Problem -
Copy out all the lines in the records that include the word "name".

Records for this task -
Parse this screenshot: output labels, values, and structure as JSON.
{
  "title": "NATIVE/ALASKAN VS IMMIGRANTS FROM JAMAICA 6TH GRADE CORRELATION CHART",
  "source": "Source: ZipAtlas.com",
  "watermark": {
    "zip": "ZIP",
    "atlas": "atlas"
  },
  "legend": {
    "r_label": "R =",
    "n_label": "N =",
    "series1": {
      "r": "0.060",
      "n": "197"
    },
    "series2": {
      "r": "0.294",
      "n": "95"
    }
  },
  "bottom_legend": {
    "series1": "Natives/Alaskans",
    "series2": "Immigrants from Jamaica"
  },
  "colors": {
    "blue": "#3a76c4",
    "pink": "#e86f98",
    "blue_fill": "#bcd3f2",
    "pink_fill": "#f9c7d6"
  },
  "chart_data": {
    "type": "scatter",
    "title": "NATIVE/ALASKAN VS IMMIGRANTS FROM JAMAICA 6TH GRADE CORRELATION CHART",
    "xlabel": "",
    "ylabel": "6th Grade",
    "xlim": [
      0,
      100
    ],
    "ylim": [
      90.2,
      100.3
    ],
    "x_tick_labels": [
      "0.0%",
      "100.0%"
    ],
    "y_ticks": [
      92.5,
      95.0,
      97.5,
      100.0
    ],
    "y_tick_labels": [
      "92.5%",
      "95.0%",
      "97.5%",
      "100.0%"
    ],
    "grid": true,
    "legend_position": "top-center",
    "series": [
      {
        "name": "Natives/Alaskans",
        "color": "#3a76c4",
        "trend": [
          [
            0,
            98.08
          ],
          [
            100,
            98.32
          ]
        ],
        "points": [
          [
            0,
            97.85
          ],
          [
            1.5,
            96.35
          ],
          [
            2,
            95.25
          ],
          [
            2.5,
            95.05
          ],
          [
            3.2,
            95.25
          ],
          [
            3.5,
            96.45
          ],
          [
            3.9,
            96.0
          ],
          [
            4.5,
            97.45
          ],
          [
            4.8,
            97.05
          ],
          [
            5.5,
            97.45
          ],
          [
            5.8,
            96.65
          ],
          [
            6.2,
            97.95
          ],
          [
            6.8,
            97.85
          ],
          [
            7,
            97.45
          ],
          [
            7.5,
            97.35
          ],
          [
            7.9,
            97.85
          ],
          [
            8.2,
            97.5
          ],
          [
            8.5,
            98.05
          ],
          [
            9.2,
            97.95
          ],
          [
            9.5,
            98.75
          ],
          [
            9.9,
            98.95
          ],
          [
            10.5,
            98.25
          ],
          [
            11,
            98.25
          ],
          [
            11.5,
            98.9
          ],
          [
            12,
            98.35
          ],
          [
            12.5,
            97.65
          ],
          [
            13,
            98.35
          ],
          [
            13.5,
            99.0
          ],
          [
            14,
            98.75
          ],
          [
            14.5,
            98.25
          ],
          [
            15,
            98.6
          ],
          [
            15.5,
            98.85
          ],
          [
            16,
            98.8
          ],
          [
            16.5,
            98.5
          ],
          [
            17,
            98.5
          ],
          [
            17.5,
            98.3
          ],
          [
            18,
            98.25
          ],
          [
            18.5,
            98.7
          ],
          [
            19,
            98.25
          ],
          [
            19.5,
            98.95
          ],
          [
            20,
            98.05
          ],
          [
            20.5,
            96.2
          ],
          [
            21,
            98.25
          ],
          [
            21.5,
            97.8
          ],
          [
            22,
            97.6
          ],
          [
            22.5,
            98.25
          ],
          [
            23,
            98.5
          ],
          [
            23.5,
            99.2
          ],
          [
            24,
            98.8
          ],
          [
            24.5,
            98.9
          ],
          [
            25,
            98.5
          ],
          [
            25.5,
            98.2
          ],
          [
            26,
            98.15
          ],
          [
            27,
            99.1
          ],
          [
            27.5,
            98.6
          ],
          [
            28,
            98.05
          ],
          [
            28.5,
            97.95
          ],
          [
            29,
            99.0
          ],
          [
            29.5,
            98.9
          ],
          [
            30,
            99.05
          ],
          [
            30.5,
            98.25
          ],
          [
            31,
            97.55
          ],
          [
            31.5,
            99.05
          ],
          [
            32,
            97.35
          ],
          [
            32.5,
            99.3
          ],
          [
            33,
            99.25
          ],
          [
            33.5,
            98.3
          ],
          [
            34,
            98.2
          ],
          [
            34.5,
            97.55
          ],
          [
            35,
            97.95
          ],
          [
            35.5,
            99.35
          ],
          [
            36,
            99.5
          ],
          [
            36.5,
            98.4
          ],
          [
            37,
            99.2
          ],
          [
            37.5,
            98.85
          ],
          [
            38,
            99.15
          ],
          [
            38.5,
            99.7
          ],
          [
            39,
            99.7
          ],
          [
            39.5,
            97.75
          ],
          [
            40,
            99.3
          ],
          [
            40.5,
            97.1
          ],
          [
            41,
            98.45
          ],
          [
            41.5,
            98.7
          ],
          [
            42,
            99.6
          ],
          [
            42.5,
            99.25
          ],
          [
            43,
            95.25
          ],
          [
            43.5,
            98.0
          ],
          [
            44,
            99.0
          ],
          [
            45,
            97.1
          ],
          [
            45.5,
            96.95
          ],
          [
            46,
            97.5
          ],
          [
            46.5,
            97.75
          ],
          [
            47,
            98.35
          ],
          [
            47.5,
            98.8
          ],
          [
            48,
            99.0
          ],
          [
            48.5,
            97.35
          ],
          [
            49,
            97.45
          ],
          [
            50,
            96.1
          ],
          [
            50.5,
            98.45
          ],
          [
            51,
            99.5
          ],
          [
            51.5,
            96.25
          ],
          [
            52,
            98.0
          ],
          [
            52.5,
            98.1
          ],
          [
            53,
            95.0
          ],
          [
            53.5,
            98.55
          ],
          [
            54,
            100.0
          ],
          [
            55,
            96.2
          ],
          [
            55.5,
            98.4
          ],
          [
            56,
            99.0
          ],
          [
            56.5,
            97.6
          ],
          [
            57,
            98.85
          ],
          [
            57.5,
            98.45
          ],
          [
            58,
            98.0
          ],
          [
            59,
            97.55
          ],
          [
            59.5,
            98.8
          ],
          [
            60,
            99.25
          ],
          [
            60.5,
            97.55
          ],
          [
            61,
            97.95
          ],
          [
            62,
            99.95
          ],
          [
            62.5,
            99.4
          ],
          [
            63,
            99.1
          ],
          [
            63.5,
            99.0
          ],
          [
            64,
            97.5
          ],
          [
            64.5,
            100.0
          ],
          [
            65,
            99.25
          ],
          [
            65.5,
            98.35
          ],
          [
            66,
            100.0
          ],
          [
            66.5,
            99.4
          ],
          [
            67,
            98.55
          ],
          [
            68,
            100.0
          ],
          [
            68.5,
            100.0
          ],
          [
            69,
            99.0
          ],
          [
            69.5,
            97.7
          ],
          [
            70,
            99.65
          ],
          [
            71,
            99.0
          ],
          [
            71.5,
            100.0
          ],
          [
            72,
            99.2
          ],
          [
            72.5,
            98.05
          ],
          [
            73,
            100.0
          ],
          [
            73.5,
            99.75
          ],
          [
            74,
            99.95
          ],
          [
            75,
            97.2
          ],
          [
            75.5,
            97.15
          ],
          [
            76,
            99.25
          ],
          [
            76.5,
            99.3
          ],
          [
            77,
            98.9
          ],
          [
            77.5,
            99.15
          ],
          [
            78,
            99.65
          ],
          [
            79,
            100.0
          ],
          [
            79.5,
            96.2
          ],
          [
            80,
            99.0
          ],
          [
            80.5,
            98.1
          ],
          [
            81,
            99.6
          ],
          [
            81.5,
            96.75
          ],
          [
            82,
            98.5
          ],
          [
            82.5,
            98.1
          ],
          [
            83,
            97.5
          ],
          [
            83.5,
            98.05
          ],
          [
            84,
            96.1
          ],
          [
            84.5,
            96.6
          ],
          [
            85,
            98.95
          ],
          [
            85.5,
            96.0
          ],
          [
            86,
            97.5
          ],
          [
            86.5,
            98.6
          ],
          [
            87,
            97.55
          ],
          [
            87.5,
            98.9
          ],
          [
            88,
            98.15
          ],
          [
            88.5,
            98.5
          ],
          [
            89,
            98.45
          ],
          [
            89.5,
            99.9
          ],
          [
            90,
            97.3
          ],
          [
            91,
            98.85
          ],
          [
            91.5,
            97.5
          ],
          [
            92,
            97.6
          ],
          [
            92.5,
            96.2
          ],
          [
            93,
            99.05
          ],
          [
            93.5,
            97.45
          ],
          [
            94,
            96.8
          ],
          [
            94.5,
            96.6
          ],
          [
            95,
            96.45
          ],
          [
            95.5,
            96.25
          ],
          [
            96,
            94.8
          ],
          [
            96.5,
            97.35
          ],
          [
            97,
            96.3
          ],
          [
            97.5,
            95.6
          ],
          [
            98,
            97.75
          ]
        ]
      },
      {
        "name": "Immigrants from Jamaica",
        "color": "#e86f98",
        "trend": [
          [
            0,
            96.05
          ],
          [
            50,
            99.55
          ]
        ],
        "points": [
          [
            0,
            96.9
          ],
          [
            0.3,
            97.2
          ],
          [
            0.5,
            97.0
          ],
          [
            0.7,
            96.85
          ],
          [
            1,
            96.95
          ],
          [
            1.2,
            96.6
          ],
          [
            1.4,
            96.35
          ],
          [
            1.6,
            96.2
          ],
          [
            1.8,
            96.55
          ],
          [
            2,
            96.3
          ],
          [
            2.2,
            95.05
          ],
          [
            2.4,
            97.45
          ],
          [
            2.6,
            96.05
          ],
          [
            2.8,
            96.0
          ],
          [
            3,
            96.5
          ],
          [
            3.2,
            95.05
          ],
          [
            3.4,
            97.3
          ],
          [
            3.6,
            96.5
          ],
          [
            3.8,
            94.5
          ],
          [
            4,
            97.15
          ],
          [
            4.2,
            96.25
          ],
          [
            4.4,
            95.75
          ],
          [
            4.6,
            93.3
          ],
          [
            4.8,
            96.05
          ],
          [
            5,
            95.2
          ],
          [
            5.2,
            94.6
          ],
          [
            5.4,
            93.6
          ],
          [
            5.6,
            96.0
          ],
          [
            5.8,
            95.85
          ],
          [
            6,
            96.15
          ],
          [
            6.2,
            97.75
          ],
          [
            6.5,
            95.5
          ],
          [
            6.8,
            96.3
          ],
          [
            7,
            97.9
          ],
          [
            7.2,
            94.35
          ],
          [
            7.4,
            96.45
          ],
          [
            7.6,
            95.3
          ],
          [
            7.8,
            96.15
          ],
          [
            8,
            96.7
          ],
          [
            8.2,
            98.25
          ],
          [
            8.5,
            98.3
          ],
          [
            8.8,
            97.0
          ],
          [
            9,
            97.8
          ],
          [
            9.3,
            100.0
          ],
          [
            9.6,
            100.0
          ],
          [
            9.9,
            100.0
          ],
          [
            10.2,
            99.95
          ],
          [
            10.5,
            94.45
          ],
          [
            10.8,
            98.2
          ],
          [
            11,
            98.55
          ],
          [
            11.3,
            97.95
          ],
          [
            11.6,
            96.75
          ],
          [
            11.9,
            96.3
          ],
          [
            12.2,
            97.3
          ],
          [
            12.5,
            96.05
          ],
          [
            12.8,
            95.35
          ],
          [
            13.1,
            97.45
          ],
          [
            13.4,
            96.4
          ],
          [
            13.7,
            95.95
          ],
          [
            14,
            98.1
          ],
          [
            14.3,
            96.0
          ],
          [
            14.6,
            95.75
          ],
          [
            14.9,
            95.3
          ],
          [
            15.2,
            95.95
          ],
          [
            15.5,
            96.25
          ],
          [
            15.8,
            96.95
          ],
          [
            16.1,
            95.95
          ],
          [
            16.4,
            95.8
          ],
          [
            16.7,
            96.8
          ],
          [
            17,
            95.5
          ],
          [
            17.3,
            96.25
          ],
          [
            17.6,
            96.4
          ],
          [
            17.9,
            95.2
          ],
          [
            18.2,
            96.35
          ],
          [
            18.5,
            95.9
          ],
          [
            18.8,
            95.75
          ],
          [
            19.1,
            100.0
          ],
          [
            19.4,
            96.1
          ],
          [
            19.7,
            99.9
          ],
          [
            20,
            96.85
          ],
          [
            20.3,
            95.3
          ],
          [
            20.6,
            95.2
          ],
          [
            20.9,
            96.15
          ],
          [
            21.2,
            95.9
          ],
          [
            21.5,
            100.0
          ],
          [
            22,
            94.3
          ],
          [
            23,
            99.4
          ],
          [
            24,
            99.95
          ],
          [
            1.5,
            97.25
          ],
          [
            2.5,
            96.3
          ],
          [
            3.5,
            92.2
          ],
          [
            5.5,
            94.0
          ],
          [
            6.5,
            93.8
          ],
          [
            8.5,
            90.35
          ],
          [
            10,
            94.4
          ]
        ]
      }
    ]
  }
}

Result of the exercise -
        "name": "Natives/Alaskans",
        "name": "Immigrants from Jamaica",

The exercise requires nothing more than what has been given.